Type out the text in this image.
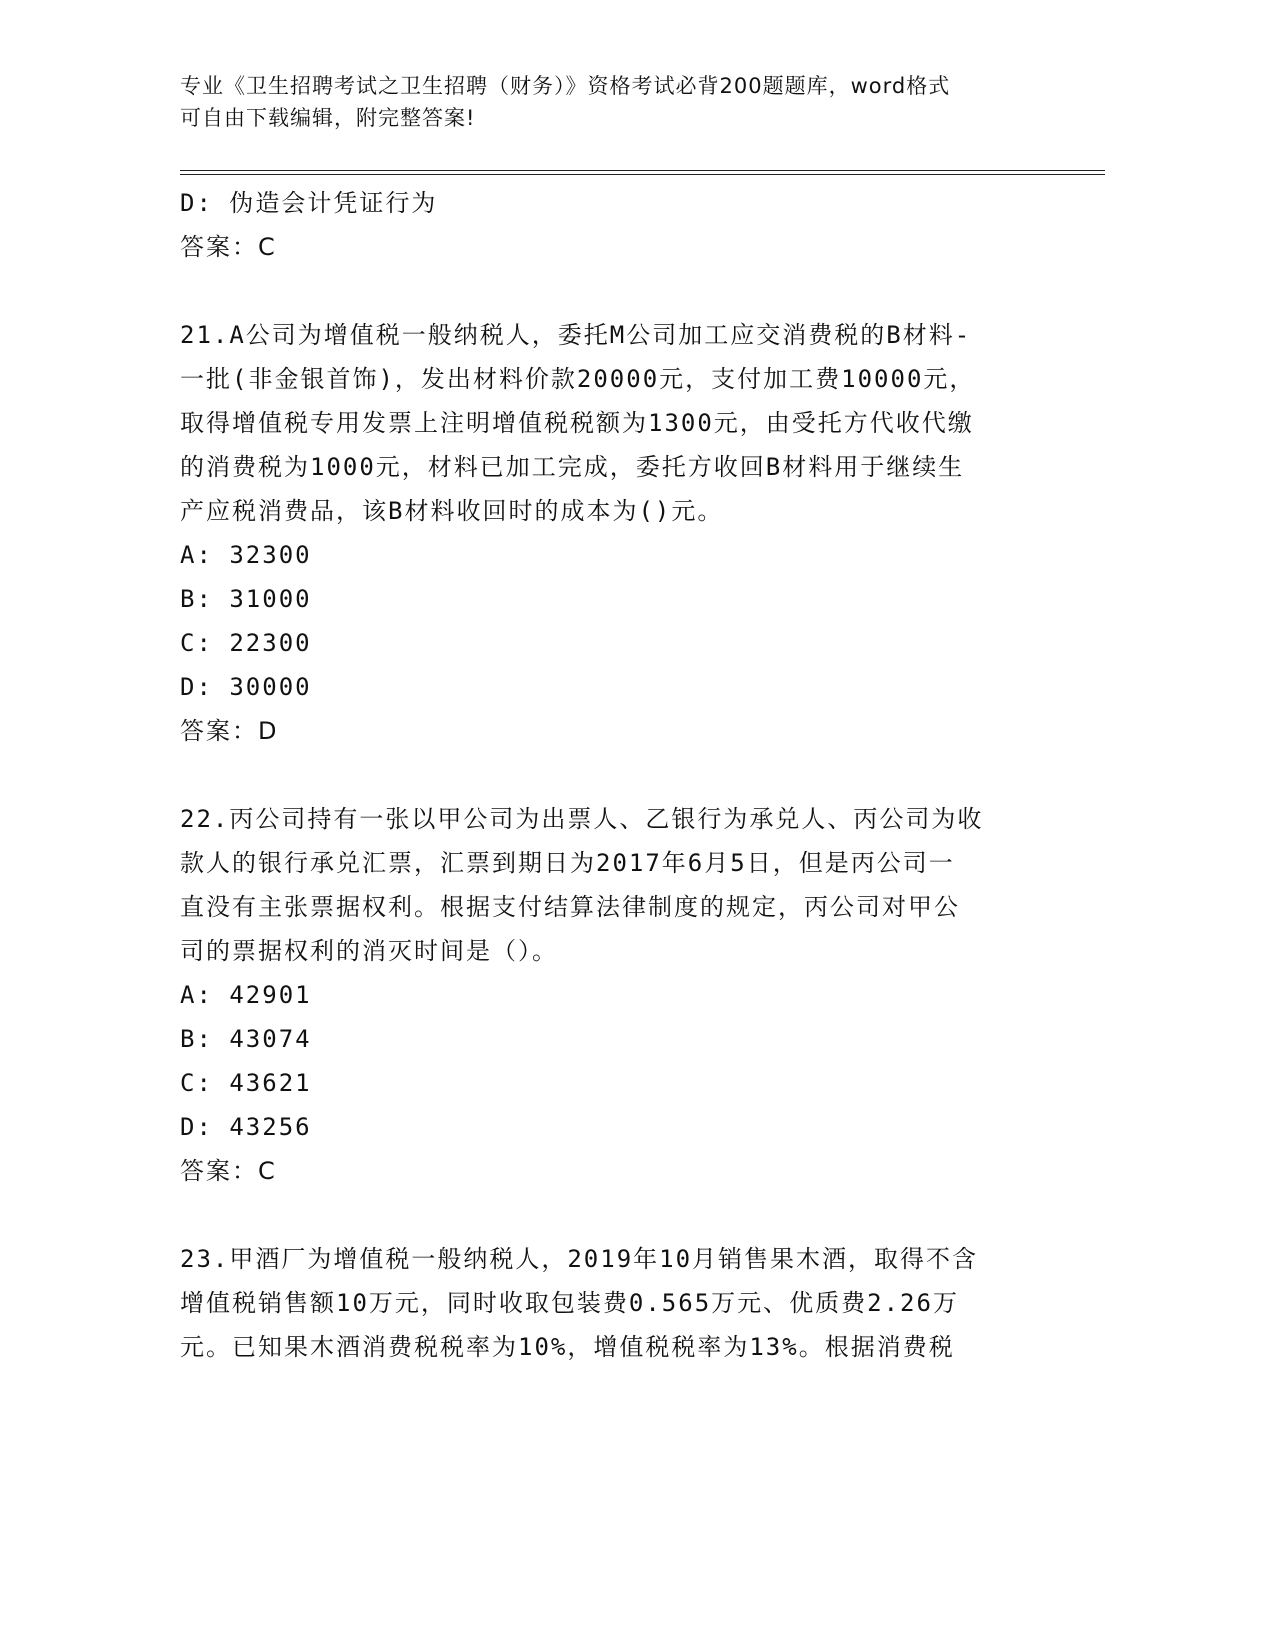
专业《卫生招聘考试之卫生招聘（财务）》资格考试必背200题题库，word格式
可自由下载编辑，附完整答案!
D: 伪造会计凭证行为
答案：C
21.A公司为增值税一般纳税人，委托M公司加工应交消费税的B材料-
一批(非金银首饰)，发出材料价款20000元，支付加工费10000元，
取得增值税专用发票上注明增值税税额为1300元，由受托方代收代缴
的消费税为1000元，材料已加工完成，委托方收回B材料用于继续生
产应税消费品，该B材料收回时的成本为()元。
A: 32300
B: 31000
C: 22300
D: 30000
答案：D
22.丙公司持有一张以甲公司为出票人、乙银行为承兑人、丙公司为收
款人的银行承兑汇票，汇票到期日为2017年6月5日，但是丙公司一
直没有主张票据权利。根据支付结算法律制度的规定，丙公司对甲公
司的票据权利的消灭时间是（）。
A: 42901
B: 43074
C: 43621
D: 43256
答案：C
23.甲酒厂为增值税一般纳税人，2019年10月销售果木酒，取得不含
增值税销售额10万元，同时收取包装费0.565万元、优质费2.26万
元。已知果木酒消费税税率为10%，增值税税率为13%。根据消费税
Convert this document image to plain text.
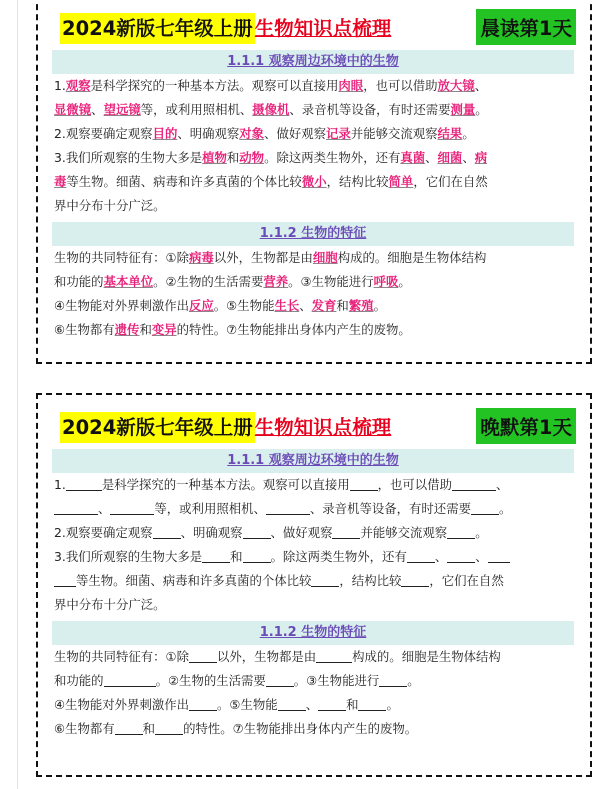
2024新版七年级上册 生物知识点梳理	晨读第1天
1.1.1 观察周边环境中的生物

1.观察是科学探究的一种基本方法。观察可以直接用肉眼，也可以借助放大镜、

显微镜、望远镜等，或利用照相机、摄像机、录音机等设备，有时还需要测量。

2.观察要确定观察目的、明确观察对象、做好观察记录并能够交流观察结果。

3.我们所观察的生物大多是植物和动物。除这两类生物外，还有真菌、细菌、病

毒等生物。细菌、病毒和许多真菌的个体比较微小，结构比较简单，它们在自然

界中分布十分广泛。

1.1.2 生物的特征

生物的共同特征有：①除病毒以外，生物都是由细胞构成的。细胞是生物体结构

和功能的基本单位。②生物的生活需要营养。③生物能进行呼吸。

④生物能对外界刺激作出反应。⑤生物能生长、发育和繁殖。

⑥生物都有遗传和变异的特性。⑦生物能排出身体内产生的废物。

2024新版七年级上册 生物知识点梳理	晚默第1天
1.1.1 观察周边环境中的生物

1.	是科学探究的一种基本方法。观察可以直接用 ，也可以借助	、

、	等，或利用照相机、	、录音机等设备，有时还需要 。

2.观察要确定观察 、明确观察 、做好观察 并能够交流观察 。

3.我们所观察的生物大多是 和 。除这两类生物外，还有 、 、

等生物。细菌、病毒和许多真菌的个体比较 ，结构比较 ，它们在自然

界中分布十分广泛。

1.1.2 生物的特征

生物的共同特征有：①除 以外，生物都是由	构成的。细胞是生物体结构

和功能的	。②生物的生活需要 。③生物能进行 。

④生物能对外界刺激作出 。⑤生物能 、 和 。

⑥生物都有 和 的特性。⑦生物能排出身体内产生的废物。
□ □ □ □ □
Among the lines of the material, find those that hold the word "⑦生物能排出身体内产生的废物" and copy them.

⑥生物都有遗传和变异的特性。⑦生物能排出身体内产生的废物。
⑥生物都有 和 的特性。⑦生物能排出身体内产生的废物。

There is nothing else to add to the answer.